**Objective**
Look below. Copy each line that has "stall" in it.
◆ ◆ ◆ ◆ ◆
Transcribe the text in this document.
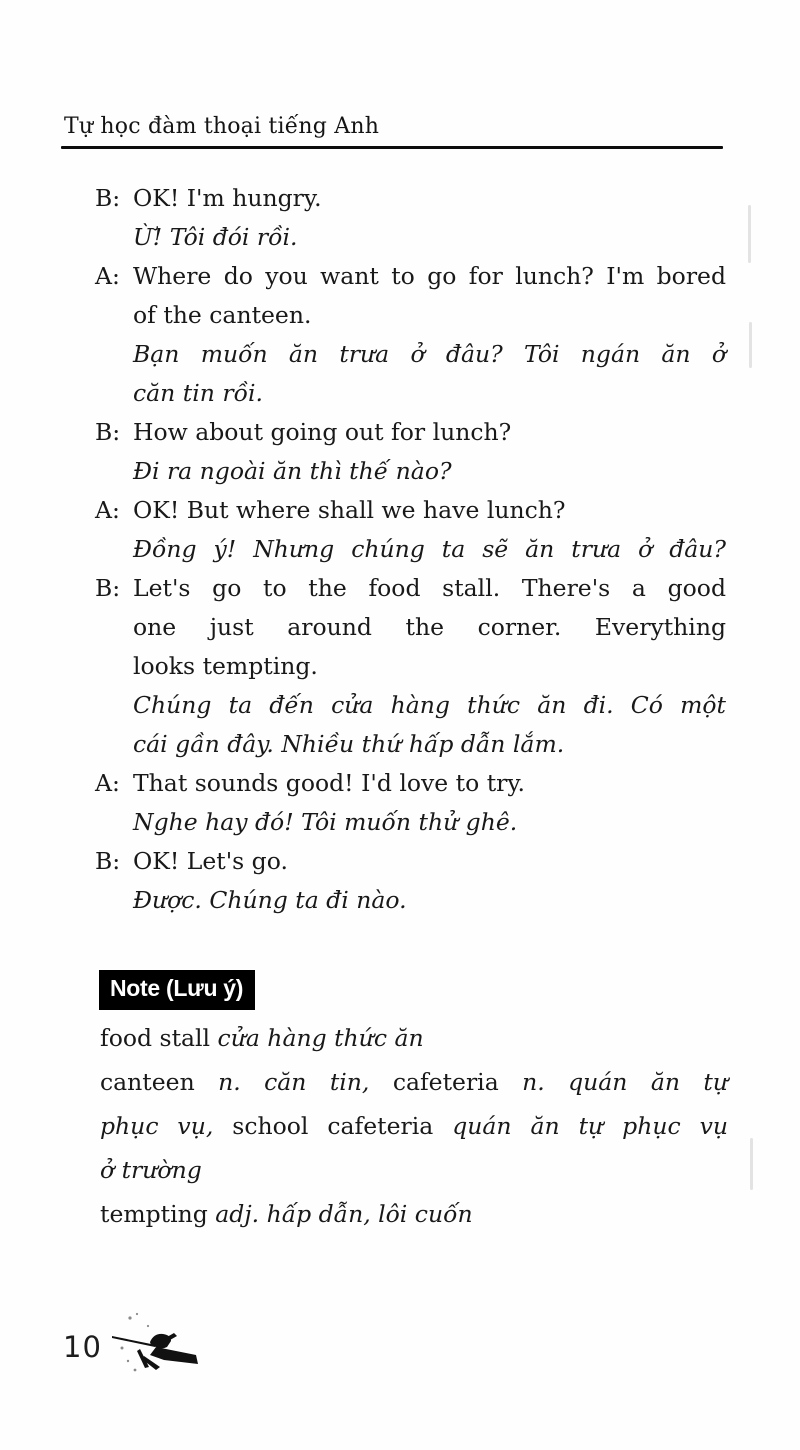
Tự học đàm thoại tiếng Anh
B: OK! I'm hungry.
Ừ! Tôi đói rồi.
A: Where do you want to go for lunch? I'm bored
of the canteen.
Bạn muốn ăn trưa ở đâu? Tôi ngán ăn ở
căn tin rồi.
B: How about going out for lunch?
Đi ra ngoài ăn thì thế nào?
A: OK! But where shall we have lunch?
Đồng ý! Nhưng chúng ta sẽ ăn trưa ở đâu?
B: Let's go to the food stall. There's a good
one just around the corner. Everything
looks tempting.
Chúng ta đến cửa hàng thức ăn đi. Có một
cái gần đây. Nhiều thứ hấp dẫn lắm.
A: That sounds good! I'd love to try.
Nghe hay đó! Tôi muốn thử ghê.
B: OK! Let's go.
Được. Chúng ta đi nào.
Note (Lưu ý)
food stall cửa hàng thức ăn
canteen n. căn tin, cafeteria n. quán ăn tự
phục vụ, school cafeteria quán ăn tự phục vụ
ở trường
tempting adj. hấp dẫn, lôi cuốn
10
◆ ◆ ◆ ◆ ◆
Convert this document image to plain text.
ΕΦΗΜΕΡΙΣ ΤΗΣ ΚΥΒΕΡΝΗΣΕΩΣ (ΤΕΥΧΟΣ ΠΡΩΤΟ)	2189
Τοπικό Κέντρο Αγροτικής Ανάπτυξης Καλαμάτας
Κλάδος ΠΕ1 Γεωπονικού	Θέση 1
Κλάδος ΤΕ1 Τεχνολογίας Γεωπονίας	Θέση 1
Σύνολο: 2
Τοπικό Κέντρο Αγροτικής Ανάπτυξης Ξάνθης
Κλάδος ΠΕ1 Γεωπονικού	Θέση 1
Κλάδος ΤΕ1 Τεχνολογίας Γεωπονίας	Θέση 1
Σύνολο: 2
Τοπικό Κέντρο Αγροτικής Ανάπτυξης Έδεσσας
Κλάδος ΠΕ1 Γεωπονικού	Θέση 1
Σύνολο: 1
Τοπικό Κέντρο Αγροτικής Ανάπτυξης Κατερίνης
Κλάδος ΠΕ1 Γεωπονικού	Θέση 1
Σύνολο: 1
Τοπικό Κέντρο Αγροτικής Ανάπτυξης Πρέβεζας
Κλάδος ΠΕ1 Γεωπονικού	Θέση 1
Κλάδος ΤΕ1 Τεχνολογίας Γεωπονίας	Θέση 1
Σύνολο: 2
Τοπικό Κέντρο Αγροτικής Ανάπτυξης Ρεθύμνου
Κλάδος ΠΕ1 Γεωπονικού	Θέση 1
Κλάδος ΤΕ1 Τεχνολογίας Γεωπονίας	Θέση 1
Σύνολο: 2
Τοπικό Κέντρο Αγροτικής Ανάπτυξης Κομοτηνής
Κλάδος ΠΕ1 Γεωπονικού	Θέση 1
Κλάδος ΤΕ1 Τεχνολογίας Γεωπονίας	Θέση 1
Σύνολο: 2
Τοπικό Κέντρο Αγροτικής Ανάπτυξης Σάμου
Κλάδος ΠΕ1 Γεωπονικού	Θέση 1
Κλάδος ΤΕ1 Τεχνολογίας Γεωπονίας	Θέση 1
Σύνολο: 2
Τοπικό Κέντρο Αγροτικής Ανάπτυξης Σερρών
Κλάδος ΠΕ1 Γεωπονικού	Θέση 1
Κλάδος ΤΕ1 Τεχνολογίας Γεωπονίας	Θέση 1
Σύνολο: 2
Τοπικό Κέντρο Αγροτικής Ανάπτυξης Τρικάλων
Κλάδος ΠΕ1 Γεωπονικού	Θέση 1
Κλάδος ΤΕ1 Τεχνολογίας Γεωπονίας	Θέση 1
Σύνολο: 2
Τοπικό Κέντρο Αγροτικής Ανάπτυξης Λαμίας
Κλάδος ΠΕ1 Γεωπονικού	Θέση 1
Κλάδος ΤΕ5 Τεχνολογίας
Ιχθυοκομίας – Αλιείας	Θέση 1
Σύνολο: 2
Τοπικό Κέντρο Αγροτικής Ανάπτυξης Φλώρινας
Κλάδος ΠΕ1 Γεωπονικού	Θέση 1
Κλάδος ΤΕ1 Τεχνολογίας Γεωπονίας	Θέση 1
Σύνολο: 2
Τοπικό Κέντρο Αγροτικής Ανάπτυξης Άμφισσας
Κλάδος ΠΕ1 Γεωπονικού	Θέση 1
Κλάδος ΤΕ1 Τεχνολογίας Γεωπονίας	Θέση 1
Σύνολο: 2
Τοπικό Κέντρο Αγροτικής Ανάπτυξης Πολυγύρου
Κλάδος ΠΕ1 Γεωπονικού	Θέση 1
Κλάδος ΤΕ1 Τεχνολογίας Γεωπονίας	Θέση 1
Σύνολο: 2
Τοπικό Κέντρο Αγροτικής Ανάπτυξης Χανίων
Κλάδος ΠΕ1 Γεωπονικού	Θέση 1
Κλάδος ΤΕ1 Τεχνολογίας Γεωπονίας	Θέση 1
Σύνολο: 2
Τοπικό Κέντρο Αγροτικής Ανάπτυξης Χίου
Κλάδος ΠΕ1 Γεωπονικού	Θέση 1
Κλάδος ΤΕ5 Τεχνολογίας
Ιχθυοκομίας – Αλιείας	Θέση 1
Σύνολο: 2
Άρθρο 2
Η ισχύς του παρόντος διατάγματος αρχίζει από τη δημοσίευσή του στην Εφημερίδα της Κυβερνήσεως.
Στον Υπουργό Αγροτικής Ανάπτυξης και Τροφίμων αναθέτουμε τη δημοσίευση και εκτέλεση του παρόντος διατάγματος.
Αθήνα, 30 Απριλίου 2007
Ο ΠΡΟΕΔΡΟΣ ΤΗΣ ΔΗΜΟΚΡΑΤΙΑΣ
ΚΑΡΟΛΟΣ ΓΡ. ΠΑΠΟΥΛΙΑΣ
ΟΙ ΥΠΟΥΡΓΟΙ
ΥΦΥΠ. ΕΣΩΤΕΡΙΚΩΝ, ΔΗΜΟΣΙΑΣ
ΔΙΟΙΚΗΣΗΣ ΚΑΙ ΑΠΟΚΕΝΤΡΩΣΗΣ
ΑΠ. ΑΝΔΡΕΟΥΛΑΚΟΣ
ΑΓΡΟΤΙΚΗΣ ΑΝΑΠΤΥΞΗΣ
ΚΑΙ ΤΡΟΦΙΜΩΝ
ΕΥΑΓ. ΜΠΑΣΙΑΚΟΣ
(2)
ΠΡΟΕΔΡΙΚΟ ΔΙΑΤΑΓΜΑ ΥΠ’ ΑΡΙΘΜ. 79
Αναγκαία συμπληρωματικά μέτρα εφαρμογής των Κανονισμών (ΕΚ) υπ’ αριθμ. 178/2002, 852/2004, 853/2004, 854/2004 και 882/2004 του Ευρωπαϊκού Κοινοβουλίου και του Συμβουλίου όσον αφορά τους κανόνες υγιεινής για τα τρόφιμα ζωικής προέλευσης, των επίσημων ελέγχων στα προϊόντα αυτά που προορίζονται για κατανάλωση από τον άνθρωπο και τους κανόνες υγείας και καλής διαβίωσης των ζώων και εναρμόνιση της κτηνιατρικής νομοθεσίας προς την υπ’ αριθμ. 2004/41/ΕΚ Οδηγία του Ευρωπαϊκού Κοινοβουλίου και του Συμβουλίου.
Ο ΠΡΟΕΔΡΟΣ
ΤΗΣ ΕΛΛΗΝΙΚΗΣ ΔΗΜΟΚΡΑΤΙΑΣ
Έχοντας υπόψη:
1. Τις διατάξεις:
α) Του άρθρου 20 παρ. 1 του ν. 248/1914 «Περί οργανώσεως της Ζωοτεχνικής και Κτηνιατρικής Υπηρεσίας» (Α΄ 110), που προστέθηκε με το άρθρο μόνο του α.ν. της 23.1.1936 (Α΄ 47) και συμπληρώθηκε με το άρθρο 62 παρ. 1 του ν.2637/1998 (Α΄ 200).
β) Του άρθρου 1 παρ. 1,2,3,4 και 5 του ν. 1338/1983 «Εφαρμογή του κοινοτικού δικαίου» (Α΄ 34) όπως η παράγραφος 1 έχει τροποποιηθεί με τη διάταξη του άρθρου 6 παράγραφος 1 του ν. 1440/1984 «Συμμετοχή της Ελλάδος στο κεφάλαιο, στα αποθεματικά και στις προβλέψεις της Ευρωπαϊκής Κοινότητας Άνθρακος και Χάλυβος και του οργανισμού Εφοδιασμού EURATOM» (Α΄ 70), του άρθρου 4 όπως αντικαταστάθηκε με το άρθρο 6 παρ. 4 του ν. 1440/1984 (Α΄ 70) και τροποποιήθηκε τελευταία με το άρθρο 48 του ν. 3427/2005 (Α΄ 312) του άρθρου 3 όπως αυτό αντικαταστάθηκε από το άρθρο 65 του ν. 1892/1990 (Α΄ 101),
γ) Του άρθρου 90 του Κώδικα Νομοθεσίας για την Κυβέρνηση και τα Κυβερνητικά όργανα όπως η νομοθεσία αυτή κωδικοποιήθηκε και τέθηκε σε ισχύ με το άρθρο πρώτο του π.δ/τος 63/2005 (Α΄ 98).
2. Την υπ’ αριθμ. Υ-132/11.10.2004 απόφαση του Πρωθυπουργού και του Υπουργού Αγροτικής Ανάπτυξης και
◆ ◆ ◆ ◆ ◆
**Solution below**
B: Let's go to the food stall. There's a good
food stall cửa hàng thức ăn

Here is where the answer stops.